§ Exercise aim:
Any pictures in the records below should be skipped; write out everything else exactly.

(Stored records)
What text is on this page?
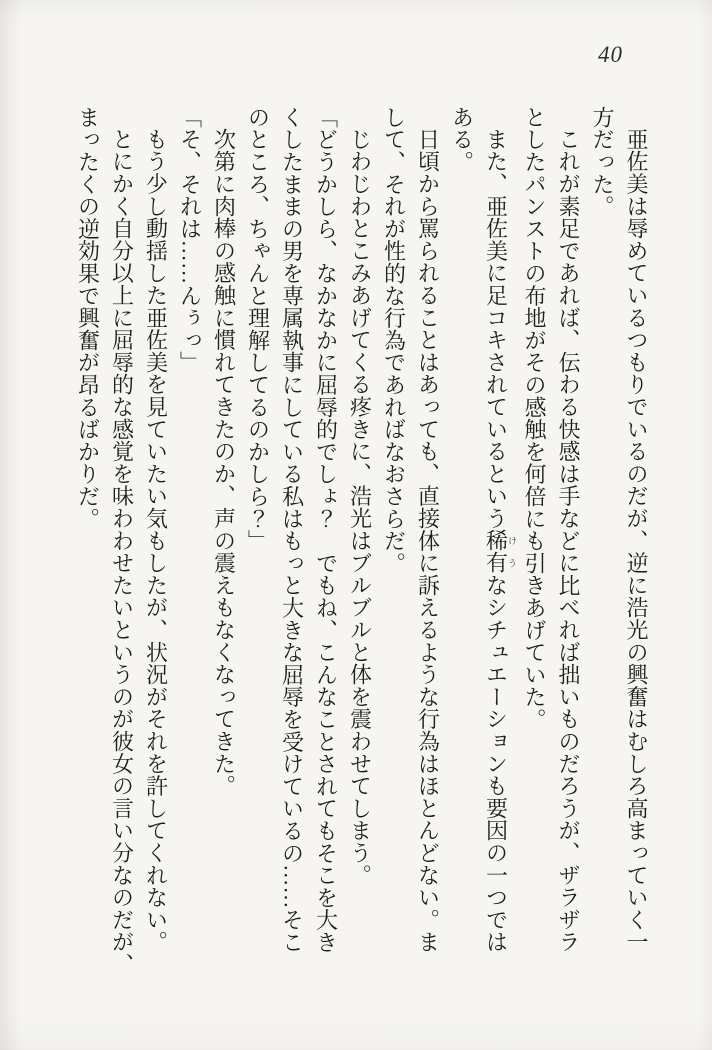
40
亜佐美は辱めているつもりでいるのだが、逆に浩光の興奮はむしろ高まっていく一
方だった。
これが素足であれば、伝わる快感は手などに比べれば拙いものだろうが、ザラザラ
としたパンストの布地がその感触を何倍にも引きあげていた。
また、亜佐美に足コキされているという稀有けうなシチュエーションも要因の一つでは
ある。
日頃から罵られることはあっても、直接体に訴えるような行為はほとんどない。ま
して、それが性的な行為であればなおさらだ。
じわじわとこみあげてくる疼きに、浩光はブルブルと体を震わせてしまう。
「どうかしら、なかなかに屈辱的でしょ？　でもね、こんなことされてもそこを大き
くしたままの男を専属執事にしている私はもっと大きな屈辱を受けているの……そこ
のところ、ちゃんと理解してるのかしら？」
次第に肉棒の感触に慣れてきたのか、声の震えもなくなってきた。
「そ、それは……んぅっ」
もう少し動揺した亜佐美を見ていたい気もしたが、状況がそれを許してくれない。
とにかく自分以上に屈辱的な感覚を味わわせたいというのが彼女の言い分なのだが、
まったくの逆効果で興奮が昂るばかりだ。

§ Final result:
What text is on this page?
40
亜佐美は辱めているつもりでいるのだが、逆に浩光の興奮はむしろ高まっていく一
方だった。
これが素足であれば、伝わる快感は手などに比べれば拙いものだろうが、ザラザラ
としたパンストの布地がその感触を何倍にも引きあげていた。
また、亜佐美に足コキされているという稀有けうなシチュエーションも要因の一つでは
ある。
日頃から罵られることはあっても、直接体に訴えるような行為はほとんどない。ま
して、それが性的な行為であればなおさらだ。
じわじわとこみあげてくる疼きに、浩光はブルブルと体を震わせてしまう。
「どうかしら、なかなかに屈辱的でしょ？　でもね、こんなことされてもそこを大き
くしたままの男を専属執事にしている私はもっと大きな屈辱を受けているの……そこ
のところ、ちゃんと理解してるのかしら？」
次第に肉棒の感触に慣れてきたのか、声の震えもなくなってきた。
「そ、それは……んぅっ」
もう少し動揺した亜佐美を見ていたい気もしたが、状況がそれを許してくれない。
とにかく自分以上に屈辱的な感覚を味わわせたいというのが彼女の言い分なのだが、
まったくの逆効果で興奮が昂るばかりだ。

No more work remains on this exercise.